- [Your task]: Determine the number of lines that contain the word "document", then state that number and nothing more.
## START Records provided
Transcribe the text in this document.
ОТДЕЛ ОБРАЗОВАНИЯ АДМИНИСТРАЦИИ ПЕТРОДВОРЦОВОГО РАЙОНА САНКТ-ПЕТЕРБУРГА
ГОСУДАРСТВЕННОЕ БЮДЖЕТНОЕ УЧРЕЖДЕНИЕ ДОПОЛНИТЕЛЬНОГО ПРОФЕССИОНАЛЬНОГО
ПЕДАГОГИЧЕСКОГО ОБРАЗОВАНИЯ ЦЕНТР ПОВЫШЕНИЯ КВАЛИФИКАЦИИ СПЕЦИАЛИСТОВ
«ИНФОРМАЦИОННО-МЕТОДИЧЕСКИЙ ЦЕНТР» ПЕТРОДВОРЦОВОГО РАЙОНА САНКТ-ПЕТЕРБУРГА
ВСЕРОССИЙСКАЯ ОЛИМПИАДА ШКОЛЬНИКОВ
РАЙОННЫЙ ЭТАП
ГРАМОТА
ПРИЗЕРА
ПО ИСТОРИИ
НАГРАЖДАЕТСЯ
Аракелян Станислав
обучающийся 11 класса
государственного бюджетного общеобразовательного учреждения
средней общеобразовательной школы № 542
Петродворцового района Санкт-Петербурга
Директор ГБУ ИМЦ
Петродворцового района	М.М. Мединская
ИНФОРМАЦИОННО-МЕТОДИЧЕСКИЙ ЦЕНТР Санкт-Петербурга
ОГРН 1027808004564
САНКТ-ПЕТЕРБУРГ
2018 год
## END Records provided
## START Records provided
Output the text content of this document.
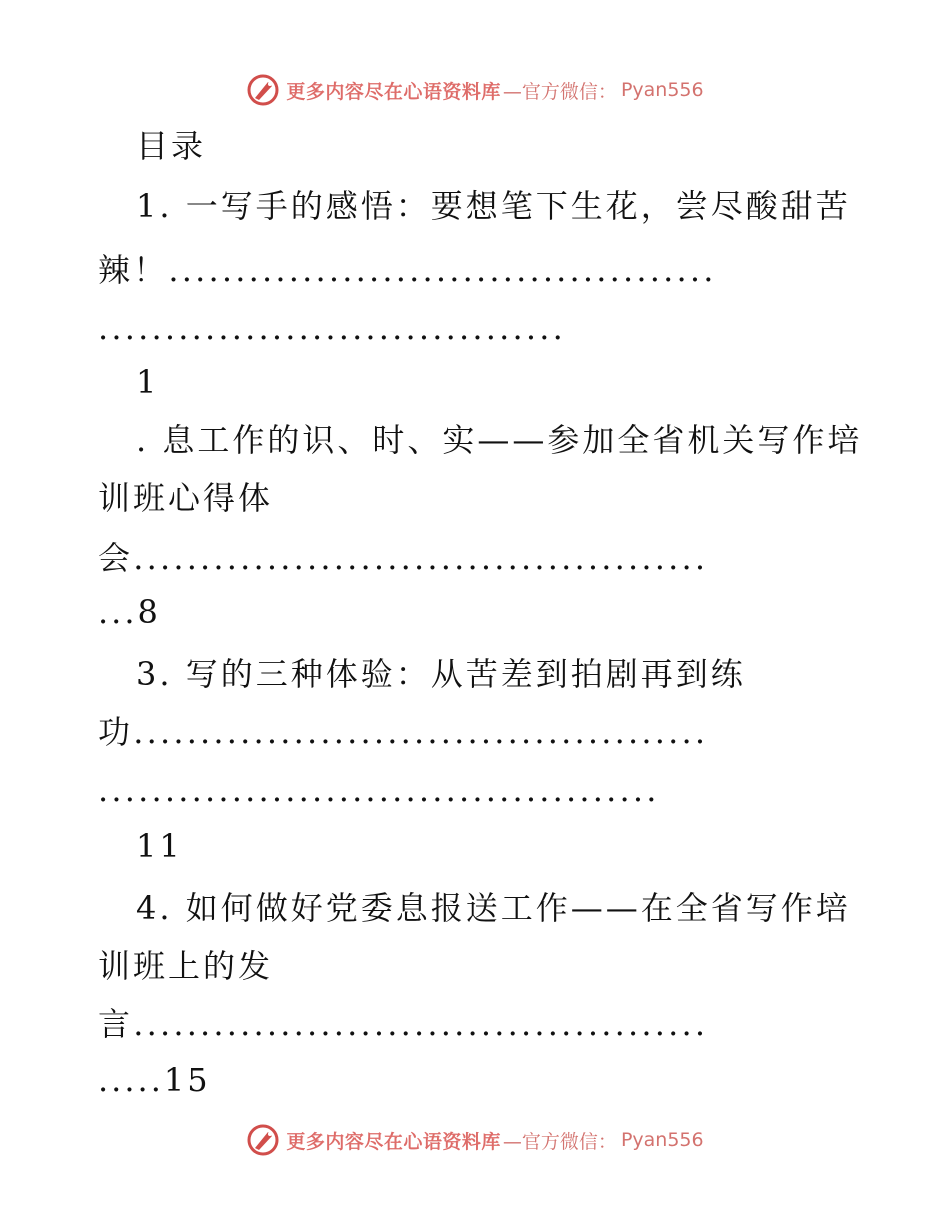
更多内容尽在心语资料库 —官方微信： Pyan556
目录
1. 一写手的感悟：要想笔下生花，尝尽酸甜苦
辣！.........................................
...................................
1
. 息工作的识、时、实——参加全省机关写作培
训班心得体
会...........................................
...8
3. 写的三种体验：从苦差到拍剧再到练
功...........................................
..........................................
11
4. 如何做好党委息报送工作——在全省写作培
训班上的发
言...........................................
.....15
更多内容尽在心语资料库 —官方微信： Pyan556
## END Records provided
- [Output below]: 2